# GOAL
Take the entries below and reproduce them word for word.

# DATA FOR PROCESSING
## start

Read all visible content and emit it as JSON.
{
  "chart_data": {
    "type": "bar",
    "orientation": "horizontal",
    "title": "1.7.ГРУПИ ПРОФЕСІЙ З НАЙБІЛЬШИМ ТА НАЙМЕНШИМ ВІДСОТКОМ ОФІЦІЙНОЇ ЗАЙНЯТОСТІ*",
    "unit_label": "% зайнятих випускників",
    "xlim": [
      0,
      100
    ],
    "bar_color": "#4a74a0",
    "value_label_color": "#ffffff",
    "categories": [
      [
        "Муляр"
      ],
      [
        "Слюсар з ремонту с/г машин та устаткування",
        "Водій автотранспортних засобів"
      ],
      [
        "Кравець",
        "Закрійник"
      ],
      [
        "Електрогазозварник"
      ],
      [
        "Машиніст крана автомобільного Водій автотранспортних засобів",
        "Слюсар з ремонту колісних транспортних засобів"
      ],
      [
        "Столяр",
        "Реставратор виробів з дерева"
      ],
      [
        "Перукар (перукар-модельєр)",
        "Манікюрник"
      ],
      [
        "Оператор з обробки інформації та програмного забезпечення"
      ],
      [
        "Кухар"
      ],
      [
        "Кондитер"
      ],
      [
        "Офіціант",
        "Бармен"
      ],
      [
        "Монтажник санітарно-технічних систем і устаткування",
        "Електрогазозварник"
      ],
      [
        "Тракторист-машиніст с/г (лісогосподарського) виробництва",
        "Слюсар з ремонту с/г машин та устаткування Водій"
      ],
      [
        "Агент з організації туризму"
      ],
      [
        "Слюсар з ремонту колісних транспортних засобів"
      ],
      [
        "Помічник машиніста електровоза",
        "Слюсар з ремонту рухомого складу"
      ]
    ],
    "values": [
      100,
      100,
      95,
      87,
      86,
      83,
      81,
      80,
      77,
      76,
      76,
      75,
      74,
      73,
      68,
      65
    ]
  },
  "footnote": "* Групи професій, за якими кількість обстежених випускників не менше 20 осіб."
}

## end

# TASK RESULT
Read all visible content and emit it as JSON.
{
  "chart_data": {
    "type": "bar",
    "orientation": "horizontal",
    "title": "1.7.ГРУПИ ПРОФЕСІЙ З НАЙБІЛЬШИМ ТА НАЙМЕНШИМ ВІДСОТКОМ ОФІЦІЙНОЇ ЗАЙНЯТОСТІ*",
    "unit_label": "% зайнятих випускників",
    "xlim": [
      0,
      100
    ],
    "bar_color": "#4a74a0",
    "value_label_color": "#ffffff",
    "categories": [
      [
        "Муляр"
      ],
      [
        "Слюсар з ремонту с/г машин та устаткування",
        "Водій автотранспортних засобів"
      ],
      [
        "Кравець",
        "Закрійник"
      ],
      [
        "Електрогазозварник"
      ],
      [
        "Машиніст крана автомобільного Водій автотранспортних засобів",
        "Слюсар з ремонту колісних транспортних засобів"
      ],
      [
        "Столяр",
        "Реставратор виробів з дерева"
      ],
      [
        "Перукар (перукар-модельєр)",
        "Манікюрник"
      ],
      [
        "Оператор з обробки інформації та програмного забезпечення"
      ],
      [
        "Кухар"
      ],
      [
        "Кондитер"
      ],
      [
        "Офіціант",
        "Бармен"
      ],
      [
        "Монтажник санітарно-технічних систем і устаткування",
        "Електрогазозварник"
      ],
      [
        "Тракторист-машиніст с/г (лісогосподарського) виробництва",
        "Слюсар з ремонту с/г машин та устаткування Водій"
      ],
      [
        "Агент з організації туризму"
      ],
      [
        "Слюсар з ремонту колісних транспортних засобів"
      ],
      [
        "Помічник машиніста електровоза",
        "Слюсар з ремонту рухомого складу"
      ]
    ],
    "values": [
      100,
      100,
      95,
      87,
      86,
      83,
      81,
      80,
      77,
      76,
      76,
      75,
      74,
      73,
      68,
      65
    ]
  },
  "footnote": "* Групи професій, за якими кількість обстежених випускників не менше 20 осіб."
}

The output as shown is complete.